About this exercise:
In the column on fatherhood below, copy the text between "One of the differences" and "of the Day?", inclusive, substituting "society" for "civilization".

Quoted passage:
* * * *

By Mona Charen, Creators Syndicate, Inc.
October 1994 –Two extremely active preschoolers keep me more or less permanently behind the times on the subject of movies. But I did recently see The Remains of the Day on tape.
The movie reminds one, once again, of the essential fragility of things that seem so enduring.
Look at the social hierarchy depicted, accurately I think, in that film. The code of duty, honor and responsibility that was so ingrained in generations of Britons – a code that was strong enough to keep the butler serving at table even while his father lay dying upstairs – all of that has been swept away in a heartbeat.
One of the differences between conservatives and liberals is that liberals tend to think you can tinker with social, economic and political arrangements endlessly, while conservatives believe that the veneer of civilization is actually quite thin – and too much tampering with the foundations will bring the whole thing down.
What puts our civilization at risk? What forces are at work that could make 1994 America look as antique 50 years from now as the butler’s world looks to us in The Remains of the Day?
The forces that were unleashed by, roughly speaking, Woodstock – a lamentable anniversary – have been corroding the foundations of our civilization for 30 years. These years have witnessed a thoroughgoing attack on the American character. Instead of inculcating notions of honor, self-reliance, duty and responsibility we have become a nation of self-pitying whiners, fast with a lawsuit and slow with child-support checks. We wallow in excuses for poor products and lousy test scores.
But the most worrisome aspect of the decline of character is reflected in families. To an unprecedented degree, American men are not performing their jobs as fathers.
David Blankenhorn directs the Institute for American Values in New York, and together with Don Eberly of the Commonwealth Foundation in Pennsylvania, he has launched the “Fatherhood Initiative.”
There is, these men believe, nothing more important to the health of society than men undertaking the role of father.
“There is very little you can do to sever the ties between women and their children,” Blankenhorn notes. “Crack cocaine can do it but that’s about it. Otherwise the emotional ties are firm.”
But men are different. Men can detach themselves from their children, and our experience of the past 30 years has shown just how easily they can let go (just how fragile are the foundations of civilization). Without the strong societal message that to be a good man means shouldering the responsibilities for your wife and children, many men are content to abandon their families.
And when they do, the results for children are catastrophic. Sixty percent of rapists, 72% of adolescent murderers and 70% of long-term prison inmates grew up in fatherless homes. Forty percent of American children now live in families without their biological fathers. Half of these have never been in their father’s home.
But it isn’t just at the pathological extremes that father absence works its mischief. Every child needs a father. A boy needs a father to show him what it means to be a man. He learns how to treat women by watching the way his father treats his mother. Girls derive ambition, self-confidence and a general attitude toward men from their relationship with Dad.
This is not to slight mothers. Mothers are crucial too. But mothers are not abandoning their children. As Blankenhorn notes, it is not necessary for society to urge mothers to undertake their responsibilities.
But the data are quite clear that mothers alone have a tough time socializing their children, particularly their sons. And they have a tough time making ends meet. Seventy-five percent of children in single-parent families experience poverty before the age of 11.
For 30 years our culture has been at war with fatherhood. It was claimed that fathers were stifling, emotionally remote, overly strict and ultimately, superfluous. Feminists who see today’s challenge as getting fathers to pay child support are missing the point. The great challenge is to return men to the business of being fathers.

* * * *

Records provided:
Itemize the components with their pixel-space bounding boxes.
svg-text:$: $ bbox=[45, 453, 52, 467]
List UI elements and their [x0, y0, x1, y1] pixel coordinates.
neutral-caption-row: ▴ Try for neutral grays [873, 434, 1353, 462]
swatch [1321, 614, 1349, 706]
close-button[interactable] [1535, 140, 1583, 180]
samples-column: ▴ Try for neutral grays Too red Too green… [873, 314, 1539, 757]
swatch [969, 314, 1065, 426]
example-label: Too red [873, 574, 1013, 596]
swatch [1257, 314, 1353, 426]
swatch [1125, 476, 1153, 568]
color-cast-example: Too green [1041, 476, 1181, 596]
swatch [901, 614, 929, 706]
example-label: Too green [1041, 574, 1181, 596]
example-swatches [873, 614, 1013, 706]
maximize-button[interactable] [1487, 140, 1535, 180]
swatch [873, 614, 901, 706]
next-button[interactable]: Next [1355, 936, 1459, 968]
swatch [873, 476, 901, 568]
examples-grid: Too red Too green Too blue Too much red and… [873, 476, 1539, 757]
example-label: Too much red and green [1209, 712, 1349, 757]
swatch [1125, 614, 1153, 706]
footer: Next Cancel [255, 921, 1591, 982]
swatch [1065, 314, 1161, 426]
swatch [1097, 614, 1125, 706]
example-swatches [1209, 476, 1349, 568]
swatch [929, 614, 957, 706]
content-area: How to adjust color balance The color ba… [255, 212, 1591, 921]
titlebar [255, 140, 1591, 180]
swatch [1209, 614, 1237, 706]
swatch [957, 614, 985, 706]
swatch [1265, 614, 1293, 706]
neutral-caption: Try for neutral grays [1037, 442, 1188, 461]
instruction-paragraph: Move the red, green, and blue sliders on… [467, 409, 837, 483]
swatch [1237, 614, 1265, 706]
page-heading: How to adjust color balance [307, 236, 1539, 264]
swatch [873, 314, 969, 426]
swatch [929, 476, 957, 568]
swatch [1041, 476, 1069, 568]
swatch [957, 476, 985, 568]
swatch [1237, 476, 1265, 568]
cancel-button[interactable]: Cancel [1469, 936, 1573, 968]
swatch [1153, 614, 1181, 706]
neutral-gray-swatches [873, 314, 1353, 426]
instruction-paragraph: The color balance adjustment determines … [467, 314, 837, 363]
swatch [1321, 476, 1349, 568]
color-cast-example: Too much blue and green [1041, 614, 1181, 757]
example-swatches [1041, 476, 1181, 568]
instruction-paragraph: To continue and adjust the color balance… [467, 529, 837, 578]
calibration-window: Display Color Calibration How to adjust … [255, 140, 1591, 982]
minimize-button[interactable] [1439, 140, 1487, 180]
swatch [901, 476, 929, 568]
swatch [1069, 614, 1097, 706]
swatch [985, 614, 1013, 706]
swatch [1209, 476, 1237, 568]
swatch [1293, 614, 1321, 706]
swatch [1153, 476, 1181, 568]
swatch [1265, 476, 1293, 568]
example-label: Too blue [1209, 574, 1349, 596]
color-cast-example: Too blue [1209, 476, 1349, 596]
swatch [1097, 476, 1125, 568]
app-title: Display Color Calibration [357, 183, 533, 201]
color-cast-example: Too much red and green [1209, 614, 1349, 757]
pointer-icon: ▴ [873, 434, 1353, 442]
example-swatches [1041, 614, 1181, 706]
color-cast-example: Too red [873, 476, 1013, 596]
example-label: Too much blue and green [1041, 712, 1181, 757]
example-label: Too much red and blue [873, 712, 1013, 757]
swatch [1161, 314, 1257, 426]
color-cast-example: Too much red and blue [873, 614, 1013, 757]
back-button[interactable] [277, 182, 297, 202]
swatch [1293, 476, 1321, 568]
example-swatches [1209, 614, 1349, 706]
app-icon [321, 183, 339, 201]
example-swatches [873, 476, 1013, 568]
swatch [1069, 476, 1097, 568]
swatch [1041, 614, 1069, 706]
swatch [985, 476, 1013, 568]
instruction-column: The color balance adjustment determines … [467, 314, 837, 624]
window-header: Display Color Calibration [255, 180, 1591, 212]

* * * *

Expected output:
One of the differences between conservatives and liberals is that liberals tend to think you can tinker with social, economic and political arrangements endlessly, while conservatives believe that the veneer of society is actually quite thin – and too much tampering with the foundations will bring the whole thing down.
What puts our society at risk? What forces are at work that could make 1994 America look as antique 50 years from now as the butler’s world looks to us in The Remains of the Day?